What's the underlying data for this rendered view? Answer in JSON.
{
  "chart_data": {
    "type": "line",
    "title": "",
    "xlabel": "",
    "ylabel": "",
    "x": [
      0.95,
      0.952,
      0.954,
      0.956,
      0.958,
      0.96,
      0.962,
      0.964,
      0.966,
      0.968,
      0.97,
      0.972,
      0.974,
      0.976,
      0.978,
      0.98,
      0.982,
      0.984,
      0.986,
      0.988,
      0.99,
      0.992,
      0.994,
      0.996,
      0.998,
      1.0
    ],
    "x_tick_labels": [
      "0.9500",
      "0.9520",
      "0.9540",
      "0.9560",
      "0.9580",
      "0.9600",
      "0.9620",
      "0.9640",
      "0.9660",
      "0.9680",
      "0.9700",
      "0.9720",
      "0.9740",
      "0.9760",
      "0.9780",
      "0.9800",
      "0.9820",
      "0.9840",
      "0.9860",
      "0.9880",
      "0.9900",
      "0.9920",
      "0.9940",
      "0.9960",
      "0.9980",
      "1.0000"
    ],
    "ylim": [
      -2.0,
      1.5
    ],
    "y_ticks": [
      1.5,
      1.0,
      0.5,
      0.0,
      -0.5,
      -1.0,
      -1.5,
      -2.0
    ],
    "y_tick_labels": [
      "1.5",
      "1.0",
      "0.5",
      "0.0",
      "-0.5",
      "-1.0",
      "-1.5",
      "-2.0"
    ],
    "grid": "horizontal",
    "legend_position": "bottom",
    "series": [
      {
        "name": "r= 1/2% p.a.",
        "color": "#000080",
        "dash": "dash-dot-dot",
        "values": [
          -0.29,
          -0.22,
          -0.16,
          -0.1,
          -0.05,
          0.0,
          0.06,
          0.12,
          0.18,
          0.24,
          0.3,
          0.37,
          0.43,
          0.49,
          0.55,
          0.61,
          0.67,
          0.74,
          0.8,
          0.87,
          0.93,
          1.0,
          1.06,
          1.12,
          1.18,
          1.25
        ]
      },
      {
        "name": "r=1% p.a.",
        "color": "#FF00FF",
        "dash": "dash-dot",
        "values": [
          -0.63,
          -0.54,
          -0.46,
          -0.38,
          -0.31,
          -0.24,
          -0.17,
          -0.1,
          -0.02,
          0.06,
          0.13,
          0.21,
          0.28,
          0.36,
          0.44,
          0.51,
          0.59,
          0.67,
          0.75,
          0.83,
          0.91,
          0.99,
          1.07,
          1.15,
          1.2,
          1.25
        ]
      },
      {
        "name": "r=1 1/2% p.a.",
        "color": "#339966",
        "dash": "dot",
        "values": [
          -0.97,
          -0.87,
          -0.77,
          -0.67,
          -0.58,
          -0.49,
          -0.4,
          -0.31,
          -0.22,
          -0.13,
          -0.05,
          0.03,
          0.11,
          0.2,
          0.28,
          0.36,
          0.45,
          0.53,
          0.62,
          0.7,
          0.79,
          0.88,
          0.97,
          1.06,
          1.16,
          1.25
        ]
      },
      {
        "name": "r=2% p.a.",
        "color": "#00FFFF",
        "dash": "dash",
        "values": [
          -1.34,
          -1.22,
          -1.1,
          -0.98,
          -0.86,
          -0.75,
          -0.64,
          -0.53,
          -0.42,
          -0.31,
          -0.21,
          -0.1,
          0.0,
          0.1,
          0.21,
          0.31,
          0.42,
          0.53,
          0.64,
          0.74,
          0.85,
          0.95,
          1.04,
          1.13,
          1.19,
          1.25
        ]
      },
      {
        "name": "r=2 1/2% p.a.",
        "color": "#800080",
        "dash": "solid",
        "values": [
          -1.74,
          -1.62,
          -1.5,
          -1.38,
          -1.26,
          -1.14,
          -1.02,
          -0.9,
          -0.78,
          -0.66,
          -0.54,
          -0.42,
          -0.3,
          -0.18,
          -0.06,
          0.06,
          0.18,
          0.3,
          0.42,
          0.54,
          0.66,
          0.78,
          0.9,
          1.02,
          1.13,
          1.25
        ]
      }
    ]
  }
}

▸ Challenge: Search the listing for the string "dash". Copy each line where it turns up.

▸ Task solution:
        "dash": "dash-dot-dot",
        "dash": "dash-dot",
        "dash": "dot",
        "dash": "dash",
        "dash": "solid",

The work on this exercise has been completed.